**Objective**. Find each line with the word "Prescrição" and copy it.

* * * *

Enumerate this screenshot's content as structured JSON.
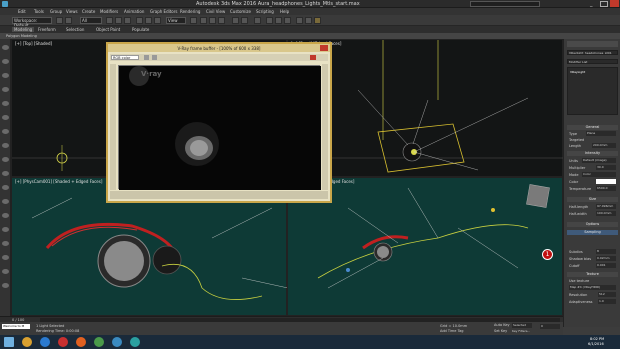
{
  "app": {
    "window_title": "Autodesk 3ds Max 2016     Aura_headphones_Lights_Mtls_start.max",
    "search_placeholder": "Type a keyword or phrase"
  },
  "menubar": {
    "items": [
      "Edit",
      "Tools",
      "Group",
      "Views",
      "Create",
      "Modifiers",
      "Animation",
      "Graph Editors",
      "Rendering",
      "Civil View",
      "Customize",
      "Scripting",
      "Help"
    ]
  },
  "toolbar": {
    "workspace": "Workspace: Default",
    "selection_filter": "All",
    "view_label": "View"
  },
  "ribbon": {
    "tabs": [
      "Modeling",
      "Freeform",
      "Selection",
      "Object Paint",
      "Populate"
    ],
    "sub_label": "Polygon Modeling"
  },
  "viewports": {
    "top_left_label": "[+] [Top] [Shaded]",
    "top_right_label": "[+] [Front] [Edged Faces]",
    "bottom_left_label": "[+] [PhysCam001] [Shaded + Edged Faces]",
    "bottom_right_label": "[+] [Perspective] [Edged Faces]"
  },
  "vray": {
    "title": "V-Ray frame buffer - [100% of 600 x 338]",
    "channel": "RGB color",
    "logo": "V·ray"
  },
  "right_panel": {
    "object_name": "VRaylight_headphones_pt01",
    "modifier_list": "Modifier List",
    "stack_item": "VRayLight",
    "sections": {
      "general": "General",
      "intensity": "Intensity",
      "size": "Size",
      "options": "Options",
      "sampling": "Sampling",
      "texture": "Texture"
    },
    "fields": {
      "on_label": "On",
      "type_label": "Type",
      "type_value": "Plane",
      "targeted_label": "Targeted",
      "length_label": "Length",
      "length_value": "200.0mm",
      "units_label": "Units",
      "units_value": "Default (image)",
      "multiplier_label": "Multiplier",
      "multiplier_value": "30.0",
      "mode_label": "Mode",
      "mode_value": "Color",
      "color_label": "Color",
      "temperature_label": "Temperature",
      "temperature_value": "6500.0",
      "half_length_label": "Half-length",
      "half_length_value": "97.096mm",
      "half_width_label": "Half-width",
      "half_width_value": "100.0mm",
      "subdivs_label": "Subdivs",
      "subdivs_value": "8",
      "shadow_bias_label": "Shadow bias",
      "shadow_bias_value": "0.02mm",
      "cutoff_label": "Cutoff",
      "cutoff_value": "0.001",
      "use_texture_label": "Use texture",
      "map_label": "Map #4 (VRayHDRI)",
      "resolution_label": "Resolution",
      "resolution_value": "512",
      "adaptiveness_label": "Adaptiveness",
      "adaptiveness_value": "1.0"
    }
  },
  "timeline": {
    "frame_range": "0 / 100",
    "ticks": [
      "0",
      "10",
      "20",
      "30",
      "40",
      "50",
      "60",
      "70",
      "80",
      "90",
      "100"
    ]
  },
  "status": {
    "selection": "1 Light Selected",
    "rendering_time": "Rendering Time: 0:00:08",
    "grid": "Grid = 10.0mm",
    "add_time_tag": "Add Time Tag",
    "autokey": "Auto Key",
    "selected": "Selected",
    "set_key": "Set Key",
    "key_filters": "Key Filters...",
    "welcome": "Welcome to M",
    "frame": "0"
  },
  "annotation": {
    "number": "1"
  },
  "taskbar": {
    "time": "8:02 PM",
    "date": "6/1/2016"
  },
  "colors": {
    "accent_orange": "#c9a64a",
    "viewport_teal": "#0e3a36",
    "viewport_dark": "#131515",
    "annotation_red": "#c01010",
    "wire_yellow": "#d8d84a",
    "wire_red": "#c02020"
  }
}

* * * *

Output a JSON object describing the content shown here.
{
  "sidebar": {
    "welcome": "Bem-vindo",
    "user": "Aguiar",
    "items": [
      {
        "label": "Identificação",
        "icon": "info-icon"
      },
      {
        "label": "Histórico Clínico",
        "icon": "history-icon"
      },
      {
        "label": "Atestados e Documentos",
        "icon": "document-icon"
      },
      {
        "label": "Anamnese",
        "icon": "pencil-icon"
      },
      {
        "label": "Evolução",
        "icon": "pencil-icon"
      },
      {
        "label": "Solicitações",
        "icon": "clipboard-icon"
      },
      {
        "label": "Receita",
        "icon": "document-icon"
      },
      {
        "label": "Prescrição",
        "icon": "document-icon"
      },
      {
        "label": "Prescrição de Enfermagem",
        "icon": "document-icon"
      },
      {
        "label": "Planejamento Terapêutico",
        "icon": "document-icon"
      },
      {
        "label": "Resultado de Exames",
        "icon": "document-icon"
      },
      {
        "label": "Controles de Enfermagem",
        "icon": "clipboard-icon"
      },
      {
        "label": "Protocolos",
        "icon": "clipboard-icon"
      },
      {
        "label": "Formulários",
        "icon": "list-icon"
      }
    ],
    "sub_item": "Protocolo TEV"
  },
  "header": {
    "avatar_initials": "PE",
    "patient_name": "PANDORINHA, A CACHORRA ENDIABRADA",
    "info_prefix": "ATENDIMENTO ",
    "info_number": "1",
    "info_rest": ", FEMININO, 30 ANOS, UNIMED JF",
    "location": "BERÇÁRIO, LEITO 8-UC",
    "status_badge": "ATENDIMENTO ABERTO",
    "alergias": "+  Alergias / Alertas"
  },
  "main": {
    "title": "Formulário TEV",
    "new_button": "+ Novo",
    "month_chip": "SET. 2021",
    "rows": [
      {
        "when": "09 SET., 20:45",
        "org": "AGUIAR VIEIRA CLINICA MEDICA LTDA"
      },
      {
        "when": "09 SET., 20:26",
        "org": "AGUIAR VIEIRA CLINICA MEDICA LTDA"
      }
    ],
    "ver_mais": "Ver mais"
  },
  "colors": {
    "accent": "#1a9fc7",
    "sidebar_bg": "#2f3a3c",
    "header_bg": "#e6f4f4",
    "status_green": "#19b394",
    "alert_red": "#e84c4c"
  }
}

* * * *

**Response to this task**.
        "label": "Prescrição",
        "label": "Prescrição de Enfermagem",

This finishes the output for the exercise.